* START THE RECORDS *

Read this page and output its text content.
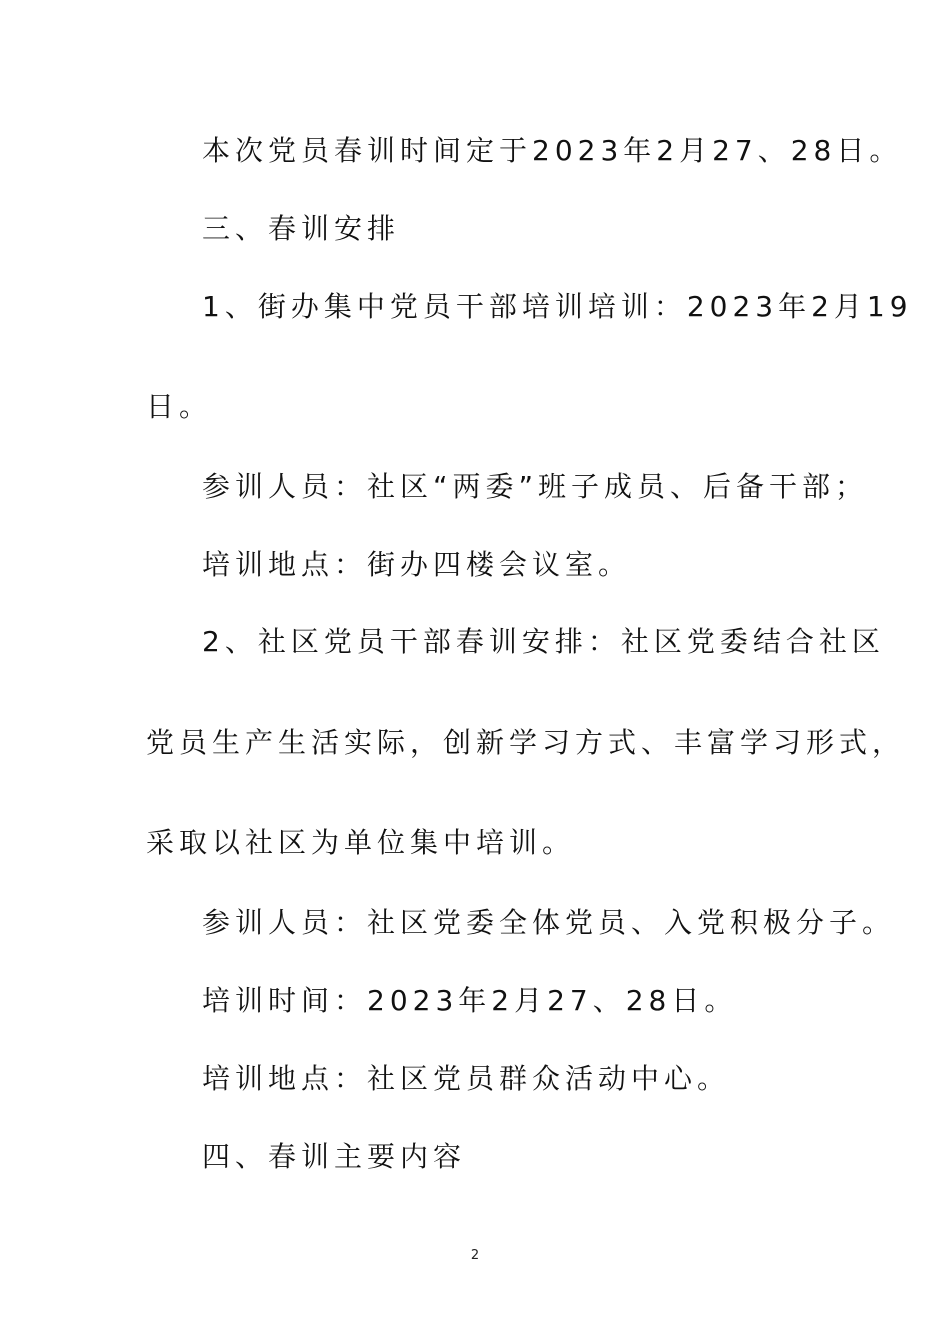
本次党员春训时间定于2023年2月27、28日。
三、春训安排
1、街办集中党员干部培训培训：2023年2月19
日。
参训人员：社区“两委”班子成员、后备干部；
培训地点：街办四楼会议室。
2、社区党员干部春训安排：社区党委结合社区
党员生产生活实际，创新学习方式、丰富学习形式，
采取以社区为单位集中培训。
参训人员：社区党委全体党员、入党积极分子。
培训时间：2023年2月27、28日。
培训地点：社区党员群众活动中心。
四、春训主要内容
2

* END THE RECORDS *

__WORK REQUIRED__: From the data above, write out everything exactly except the pictures.

__RESULT FOR THIS EXERCISE__:
Read this page and output its text content.
本次党员春训时间定于2023年2月27、28日。
三、春训安排
1、街办集中党员干部培训培训：2023年2月19
日。
参训人员：社区“两委”班子成员、后备干部；
培训地点：街办四楼会议室。
2、社区党员干部春训安排：社区党委结合社区
党员生产生活实际，创新学习方式、丰富学习形式，
采取以社区为单位集中培训。
参训人员：社区党委全体党员、入党积极分子。
培训时间：2023年2月27、28日。
培训地点：社区党员群众活动中心。
四、春训主要内容
2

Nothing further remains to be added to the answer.